* Task
In the entries below, find every line holding the string "object" and collect it.

* Provided information
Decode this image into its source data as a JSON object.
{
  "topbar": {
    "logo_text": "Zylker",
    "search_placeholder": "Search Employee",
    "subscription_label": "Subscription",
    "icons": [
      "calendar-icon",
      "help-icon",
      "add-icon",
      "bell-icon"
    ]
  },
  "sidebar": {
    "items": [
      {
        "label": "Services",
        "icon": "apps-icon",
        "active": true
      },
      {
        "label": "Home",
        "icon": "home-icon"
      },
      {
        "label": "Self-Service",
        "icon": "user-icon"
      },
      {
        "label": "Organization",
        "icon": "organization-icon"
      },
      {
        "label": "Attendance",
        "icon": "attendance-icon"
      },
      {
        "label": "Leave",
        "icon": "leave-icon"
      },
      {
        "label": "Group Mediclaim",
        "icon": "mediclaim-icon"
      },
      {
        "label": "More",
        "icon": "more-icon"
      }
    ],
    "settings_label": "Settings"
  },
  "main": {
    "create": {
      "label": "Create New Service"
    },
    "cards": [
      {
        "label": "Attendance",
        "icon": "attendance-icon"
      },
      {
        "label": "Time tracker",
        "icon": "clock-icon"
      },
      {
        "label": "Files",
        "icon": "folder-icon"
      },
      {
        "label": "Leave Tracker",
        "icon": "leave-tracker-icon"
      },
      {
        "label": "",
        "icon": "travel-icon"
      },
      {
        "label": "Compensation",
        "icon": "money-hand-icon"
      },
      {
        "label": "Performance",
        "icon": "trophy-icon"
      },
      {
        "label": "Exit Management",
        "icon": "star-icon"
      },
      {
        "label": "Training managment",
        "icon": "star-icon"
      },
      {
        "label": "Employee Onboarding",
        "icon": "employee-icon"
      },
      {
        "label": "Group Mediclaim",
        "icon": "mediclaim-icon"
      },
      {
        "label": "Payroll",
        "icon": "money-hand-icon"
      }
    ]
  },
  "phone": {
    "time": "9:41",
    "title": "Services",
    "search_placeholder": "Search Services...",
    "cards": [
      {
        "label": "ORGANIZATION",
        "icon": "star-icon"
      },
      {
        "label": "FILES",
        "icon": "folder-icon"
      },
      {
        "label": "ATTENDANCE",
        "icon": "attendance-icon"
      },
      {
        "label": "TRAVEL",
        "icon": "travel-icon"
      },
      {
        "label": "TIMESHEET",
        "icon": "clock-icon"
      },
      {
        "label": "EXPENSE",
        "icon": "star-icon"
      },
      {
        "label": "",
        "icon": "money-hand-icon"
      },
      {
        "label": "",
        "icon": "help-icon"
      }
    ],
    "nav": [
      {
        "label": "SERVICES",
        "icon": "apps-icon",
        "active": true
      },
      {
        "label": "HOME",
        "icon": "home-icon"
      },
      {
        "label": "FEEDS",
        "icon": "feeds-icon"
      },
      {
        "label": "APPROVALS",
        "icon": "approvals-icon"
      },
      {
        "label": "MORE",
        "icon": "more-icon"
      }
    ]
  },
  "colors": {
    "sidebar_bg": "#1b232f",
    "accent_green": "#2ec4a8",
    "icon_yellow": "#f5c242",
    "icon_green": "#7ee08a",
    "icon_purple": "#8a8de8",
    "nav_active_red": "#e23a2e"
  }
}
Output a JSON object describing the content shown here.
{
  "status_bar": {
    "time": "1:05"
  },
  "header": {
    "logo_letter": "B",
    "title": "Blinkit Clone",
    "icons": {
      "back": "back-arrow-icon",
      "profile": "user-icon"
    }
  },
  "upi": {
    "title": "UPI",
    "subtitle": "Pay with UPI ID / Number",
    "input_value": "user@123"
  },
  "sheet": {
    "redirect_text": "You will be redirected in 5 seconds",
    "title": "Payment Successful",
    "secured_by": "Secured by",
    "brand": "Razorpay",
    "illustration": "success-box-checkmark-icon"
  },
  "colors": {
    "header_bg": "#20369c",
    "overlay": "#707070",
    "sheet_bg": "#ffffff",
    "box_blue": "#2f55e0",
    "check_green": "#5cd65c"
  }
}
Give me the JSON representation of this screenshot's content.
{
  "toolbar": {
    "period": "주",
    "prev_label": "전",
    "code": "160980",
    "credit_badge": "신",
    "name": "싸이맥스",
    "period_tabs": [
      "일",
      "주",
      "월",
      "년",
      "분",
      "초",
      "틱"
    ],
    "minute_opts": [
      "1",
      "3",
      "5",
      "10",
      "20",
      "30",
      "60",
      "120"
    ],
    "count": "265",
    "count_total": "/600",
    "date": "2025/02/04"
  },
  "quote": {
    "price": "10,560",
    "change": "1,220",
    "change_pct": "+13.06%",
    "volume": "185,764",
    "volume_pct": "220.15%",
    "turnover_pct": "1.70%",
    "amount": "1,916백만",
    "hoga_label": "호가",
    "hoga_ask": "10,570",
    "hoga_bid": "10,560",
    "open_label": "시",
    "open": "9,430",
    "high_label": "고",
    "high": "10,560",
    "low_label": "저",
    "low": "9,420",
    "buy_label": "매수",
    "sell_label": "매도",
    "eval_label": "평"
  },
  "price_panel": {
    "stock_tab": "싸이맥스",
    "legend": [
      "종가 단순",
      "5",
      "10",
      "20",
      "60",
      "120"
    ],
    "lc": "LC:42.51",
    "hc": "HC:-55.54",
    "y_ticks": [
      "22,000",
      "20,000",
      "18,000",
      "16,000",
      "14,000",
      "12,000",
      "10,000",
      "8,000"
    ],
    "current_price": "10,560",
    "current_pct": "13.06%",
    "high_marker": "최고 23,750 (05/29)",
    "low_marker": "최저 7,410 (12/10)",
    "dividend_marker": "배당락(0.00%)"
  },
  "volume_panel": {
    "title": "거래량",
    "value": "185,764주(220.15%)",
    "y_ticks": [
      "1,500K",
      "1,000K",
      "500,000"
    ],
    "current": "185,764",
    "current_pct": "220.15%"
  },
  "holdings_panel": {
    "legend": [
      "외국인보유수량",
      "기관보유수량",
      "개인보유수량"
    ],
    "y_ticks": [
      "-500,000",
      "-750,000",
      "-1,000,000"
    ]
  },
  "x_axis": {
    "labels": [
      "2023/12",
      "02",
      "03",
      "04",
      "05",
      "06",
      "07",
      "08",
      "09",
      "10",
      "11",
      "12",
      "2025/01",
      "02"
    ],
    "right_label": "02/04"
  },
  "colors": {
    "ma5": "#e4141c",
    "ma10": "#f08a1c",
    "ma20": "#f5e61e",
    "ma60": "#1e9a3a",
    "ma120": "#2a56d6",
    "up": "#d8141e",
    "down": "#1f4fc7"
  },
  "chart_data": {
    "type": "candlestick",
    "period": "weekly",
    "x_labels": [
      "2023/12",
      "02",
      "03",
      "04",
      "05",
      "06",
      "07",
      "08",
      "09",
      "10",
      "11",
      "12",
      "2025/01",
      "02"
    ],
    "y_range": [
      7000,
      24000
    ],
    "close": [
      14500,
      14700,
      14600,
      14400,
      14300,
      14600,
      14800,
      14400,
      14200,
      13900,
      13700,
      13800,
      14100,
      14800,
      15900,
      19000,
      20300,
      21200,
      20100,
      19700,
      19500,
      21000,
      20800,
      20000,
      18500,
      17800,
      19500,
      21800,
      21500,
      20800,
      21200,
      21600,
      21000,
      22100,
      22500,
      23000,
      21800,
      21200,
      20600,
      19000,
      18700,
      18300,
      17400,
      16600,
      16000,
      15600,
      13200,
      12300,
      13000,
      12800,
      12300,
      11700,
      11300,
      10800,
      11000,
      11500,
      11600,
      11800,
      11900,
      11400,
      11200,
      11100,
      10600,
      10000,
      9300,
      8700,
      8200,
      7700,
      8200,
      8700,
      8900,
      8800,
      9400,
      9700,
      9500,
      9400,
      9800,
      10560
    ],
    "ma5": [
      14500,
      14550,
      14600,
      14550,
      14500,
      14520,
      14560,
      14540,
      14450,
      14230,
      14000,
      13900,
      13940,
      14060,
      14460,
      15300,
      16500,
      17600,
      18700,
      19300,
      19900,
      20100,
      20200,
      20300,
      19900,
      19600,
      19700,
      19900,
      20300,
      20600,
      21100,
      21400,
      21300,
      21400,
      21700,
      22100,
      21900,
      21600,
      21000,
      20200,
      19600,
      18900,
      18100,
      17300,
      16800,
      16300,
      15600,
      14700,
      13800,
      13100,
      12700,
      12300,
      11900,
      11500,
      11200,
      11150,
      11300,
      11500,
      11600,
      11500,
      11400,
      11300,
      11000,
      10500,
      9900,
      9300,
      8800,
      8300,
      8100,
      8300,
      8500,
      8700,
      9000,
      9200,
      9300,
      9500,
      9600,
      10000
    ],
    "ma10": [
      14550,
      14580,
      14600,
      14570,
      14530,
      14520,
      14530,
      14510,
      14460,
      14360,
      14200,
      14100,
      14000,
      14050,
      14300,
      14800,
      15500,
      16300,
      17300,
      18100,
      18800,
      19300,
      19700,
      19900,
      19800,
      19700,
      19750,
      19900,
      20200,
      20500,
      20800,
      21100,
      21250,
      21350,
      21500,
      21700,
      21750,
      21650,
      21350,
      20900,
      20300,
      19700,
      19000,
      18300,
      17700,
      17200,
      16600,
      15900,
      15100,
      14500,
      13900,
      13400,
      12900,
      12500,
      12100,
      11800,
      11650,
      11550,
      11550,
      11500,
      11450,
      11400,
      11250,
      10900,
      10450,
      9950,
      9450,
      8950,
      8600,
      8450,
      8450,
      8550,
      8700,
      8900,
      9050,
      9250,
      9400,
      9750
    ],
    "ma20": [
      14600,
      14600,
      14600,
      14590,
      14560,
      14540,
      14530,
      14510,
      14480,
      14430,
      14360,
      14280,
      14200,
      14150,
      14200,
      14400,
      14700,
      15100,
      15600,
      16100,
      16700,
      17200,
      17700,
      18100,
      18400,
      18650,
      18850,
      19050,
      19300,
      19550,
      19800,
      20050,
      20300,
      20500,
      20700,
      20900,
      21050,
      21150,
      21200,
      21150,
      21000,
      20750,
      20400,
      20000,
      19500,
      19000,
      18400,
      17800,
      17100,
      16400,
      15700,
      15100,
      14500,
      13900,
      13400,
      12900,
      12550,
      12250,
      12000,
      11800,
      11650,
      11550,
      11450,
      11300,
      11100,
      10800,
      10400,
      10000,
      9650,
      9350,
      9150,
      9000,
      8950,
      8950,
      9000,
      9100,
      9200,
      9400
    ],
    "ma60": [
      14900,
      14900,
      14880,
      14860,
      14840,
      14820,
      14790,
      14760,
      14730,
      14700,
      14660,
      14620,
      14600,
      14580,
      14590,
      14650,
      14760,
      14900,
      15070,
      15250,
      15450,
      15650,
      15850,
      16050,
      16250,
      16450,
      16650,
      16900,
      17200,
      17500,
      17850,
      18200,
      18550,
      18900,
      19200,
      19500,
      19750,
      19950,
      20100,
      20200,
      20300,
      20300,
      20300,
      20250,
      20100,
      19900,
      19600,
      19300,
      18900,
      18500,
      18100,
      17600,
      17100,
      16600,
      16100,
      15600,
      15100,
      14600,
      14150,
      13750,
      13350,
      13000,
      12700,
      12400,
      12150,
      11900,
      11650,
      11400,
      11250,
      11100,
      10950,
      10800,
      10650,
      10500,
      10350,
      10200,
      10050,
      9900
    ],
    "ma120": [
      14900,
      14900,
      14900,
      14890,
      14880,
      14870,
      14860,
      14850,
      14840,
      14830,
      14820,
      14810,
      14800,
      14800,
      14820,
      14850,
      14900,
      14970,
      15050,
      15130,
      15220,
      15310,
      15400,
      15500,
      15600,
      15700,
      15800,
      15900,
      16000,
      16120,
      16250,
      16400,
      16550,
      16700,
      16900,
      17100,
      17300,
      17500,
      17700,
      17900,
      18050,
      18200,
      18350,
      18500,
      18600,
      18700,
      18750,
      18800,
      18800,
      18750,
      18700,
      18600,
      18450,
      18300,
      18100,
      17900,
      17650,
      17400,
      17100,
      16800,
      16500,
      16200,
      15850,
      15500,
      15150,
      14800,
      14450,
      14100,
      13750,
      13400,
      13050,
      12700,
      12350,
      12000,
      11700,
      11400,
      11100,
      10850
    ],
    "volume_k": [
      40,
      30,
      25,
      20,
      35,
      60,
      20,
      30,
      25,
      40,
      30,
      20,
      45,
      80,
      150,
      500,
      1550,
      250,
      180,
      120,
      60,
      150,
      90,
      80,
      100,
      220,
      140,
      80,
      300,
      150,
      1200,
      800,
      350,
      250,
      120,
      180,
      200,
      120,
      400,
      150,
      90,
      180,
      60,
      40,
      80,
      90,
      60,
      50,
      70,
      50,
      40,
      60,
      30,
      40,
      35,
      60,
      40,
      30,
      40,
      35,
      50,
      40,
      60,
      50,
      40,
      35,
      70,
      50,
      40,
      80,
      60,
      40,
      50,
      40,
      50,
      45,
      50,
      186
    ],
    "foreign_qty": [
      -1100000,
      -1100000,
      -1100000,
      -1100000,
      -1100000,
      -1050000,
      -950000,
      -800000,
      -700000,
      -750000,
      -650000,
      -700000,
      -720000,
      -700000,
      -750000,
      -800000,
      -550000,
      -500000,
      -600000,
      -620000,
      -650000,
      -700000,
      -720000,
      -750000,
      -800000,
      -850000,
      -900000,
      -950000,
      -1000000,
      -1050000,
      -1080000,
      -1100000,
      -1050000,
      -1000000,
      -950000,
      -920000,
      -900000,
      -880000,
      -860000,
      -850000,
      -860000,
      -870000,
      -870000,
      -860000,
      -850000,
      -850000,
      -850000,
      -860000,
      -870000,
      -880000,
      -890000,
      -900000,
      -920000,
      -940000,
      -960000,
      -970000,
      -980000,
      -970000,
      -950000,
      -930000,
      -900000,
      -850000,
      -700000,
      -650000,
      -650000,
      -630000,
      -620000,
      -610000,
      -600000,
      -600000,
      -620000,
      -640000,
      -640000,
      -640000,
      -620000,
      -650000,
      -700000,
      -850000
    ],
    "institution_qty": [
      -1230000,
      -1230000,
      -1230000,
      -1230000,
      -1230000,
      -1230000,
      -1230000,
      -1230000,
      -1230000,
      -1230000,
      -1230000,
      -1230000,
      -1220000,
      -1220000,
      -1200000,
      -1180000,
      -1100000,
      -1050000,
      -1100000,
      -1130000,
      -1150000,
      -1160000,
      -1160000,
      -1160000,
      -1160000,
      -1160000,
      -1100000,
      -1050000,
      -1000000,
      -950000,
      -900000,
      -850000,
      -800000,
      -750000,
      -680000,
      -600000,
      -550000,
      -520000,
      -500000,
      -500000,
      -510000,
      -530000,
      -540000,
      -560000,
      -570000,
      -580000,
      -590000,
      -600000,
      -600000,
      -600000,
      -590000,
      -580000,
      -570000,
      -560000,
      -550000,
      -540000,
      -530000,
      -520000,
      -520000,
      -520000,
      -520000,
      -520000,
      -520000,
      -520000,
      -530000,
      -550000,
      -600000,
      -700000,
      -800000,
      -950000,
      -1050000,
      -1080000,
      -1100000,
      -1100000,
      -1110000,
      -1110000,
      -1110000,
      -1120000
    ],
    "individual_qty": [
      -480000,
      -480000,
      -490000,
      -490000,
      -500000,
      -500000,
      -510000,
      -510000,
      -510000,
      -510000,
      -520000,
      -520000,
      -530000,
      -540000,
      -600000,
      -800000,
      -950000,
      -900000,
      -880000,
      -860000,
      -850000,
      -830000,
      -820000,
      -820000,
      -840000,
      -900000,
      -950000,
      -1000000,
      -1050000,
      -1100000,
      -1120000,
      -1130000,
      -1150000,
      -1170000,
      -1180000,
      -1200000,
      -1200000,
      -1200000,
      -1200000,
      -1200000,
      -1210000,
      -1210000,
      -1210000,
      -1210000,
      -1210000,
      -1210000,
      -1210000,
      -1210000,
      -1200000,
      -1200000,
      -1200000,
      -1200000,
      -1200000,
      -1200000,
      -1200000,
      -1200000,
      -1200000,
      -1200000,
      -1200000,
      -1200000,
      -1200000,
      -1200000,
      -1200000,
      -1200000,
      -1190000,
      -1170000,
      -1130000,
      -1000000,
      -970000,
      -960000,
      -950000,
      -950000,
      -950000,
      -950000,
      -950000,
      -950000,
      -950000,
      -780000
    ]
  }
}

* Solution to this problem
Decode this image into its source data as a JSON object.
Output a JSON object describing the content shown here.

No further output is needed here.